● **What you have to do**
Take the entries below and print all of them exactly, please.

Data records

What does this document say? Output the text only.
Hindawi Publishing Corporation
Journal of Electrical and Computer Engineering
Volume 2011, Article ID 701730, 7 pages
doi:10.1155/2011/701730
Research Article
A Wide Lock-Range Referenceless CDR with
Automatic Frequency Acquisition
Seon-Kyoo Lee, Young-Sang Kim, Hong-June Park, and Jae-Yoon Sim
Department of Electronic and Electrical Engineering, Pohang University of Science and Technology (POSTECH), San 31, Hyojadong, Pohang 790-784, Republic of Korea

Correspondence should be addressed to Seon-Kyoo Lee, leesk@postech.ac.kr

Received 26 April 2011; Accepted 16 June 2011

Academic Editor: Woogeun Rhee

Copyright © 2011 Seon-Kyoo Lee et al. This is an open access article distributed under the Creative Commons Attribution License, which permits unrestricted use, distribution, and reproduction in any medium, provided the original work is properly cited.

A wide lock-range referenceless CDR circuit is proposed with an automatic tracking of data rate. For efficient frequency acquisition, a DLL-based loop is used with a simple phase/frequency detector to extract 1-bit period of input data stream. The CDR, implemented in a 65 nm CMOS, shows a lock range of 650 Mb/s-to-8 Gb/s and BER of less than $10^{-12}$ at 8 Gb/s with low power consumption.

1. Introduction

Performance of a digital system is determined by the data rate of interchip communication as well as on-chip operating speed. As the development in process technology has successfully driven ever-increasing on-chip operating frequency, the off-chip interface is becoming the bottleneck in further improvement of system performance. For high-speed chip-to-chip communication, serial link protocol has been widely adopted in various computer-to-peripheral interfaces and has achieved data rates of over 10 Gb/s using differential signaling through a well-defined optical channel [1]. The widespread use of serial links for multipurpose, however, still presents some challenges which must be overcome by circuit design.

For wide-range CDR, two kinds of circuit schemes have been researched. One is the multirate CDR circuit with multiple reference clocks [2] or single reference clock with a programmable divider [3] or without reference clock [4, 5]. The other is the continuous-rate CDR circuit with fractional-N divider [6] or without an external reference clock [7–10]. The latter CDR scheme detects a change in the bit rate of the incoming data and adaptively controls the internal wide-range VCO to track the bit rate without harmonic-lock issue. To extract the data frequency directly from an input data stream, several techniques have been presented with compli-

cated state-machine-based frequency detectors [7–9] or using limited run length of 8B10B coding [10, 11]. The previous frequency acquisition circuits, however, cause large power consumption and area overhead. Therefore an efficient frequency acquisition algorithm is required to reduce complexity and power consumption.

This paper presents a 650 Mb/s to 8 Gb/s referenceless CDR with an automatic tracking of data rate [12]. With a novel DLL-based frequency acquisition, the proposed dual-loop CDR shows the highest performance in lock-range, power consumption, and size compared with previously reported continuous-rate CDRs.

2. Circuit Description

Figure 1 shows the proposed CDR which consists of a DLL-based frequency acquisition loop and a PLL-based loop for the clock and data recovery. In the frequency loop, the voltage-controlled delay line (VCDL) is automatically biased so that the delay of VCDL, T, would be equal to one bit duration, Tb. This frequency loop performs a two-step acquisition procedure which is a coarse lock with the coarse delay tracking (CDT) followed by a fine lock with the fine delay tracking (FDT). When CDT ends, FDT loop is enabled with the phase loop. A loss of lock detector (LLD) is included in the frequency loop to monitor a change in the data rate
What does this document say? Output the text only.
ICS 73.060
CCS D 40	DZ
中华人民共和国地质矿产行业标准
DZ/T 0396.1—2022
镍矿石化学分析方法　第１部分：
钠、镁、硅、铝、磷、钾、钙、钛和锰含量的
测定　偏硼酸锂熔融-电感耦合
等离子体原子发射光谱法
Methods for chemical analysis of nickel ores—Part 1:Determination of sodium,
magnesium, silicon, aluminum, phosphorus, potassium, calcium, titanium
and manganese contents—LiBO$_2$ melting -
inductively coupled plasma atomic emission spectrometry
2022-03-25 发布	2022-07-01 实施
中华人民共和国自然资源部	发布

● **Answer to this problem**
What does this document say? Output the text only.
Hindawi Publishing Corporation
Journal of Electrical and Computer Engineering
Volume 2011, Article ID 701730, 7 pages
doi:10.1155/2011/701730
Research Article
A Wide Lock-Range Referenceless CDR with
Automatic Frequency Acquisition
Seon-Kyoo Lee, Young-Sang Kim, Hong-June Park, and Jae-Yoon Sim
Department of Electronic and Electrical Engineering, Pohang University of Science and Technology (POSTECH), San 31, Hyojadong, Pohang 790-784, Republic of Korea

Correspondence should be addressed to Seon-Kyoo Lee, leesk@postech.ac.kr

Received 26 April 2011; Accepted 16 June 2011

Academic Editor: Woogeun Rhee

Copyright © 2011 Seon-Kyoo Lee et al. This is an open access article distributed under the Creative Commons Attribution License, which permits unrestricted use, distribution, and reproduction in any medium, provided the original work is properly cited.

A wide lock-range referenceless CDR circuit is proposed with an automatic tracking of data rate. For efficient frequency acquisition, a DLL-based loop is used with a simple phase/frequency detector to extract 1-bit period of input data stream. The CDR, implemented in a 65 nm CMOS, shows a lock range of 650 Mb/s-to-8 Gb/s and BER of less than $10^{-12}$ at 8 Gb/s with low power consumption.

1. Introduction

Performance of a digital system is determined by the data rate of interchip communication as well as on-chip operating speed. As the development in process technology has successfully driven ever-increasing on-chip operating frequency, the off-chip interface is becoming the bottleneck in further improvement of system performance. For high-speed chip-to-chip communication, serial link protocol has been widely adopted in various computer-to-peripheral interfaces and has achieved data rates of over 10 Gb/s using differential signaling through a well-defined optical channel [1]. The widespread use of serial links for multipurpose, however, still presents some challenges which must be overcome by circuit design.

For wide-range CDR, two kinds of circuit schemes have been researched. One is the multirate CDR circuit with multiple reference clocks [2] or single reference clock with a programmable divider [3] or without reference clock [4, 5]. The other is the continuous-rate CDR circuit with fractional-N divider [6] or without an external reference clock [7–10]. The latter CDR scheme detects a change in the bit rate of the incoming data and adaptively controls the internal wide-range VCO to track the bit rate without harmonic-lock issue. To extract the data frequency directly from an input data stream, several techniques have been presented with compli-

cated state-machine-based frequency detectors [7–9] or using limited run length of 8B10B coding [10, 11]. The previous frequency acquisition circuits, however, cause large power consumption and area overhead. Therefore an efficient frequency acquisition algorithm is required to reduce complexity and power consumption.

This paper presents a 650 Mb/s to 8 Gb/s referenceless CDR with an automatic tracking of data rate [12]. With a novel DLL-based frequency acquisition, the proposed dual-loop CDR shows the highest performance in lock-range, power consumption, and size compared with previously reported continuous-rate CDRs.

2. Circuit Description

Figure 1 shows the proposed CDR which consists of a DLL-based frequency acquisition loop and a PLL-based loop for the clock and data recovery. In the frequency loop, the voltage-controlled delay line (VCDL) is automatically biased so that the delay of VCDL, T, would be equal to one bit duration, Tb. This frequency loop performs a two-step acquisition procedure which is a coarse lock with the coarse delay tracking (CDT) followed by a fine lock with the fine delay tracking (FDT). When CDT ends, FDT loop is enabled with the phase loop. A loss of lock detector (LLD) is included in the frequency loop to monitor a change in the data rate
What does this document say? Output the text only.
ICS 73.060
CCS D 40	DZ
中华人民共和国地质矿产行业标准
DZ/T 0396.1—2022
镍矿石化学分析方法　第１部分：
钠、镁、硅、铝、磷、钾、钙、钛和锰含量的
测定　偏硼酸锂熔融-电感耦合
等离子体原子发射光谱法
Methods for chemical analysis of nickel ores—Part 1:Determination of sodium,
magnesium, silicon, aluminum, phosphorus, potassium, calcium, titanium
and manganese contents—LiBO$_2$ melting -
inductively coupled plasma atomic emission spectrometry
2022-03-25 发布	2022-07-01 实施
中华人民共和国自然资源部	发布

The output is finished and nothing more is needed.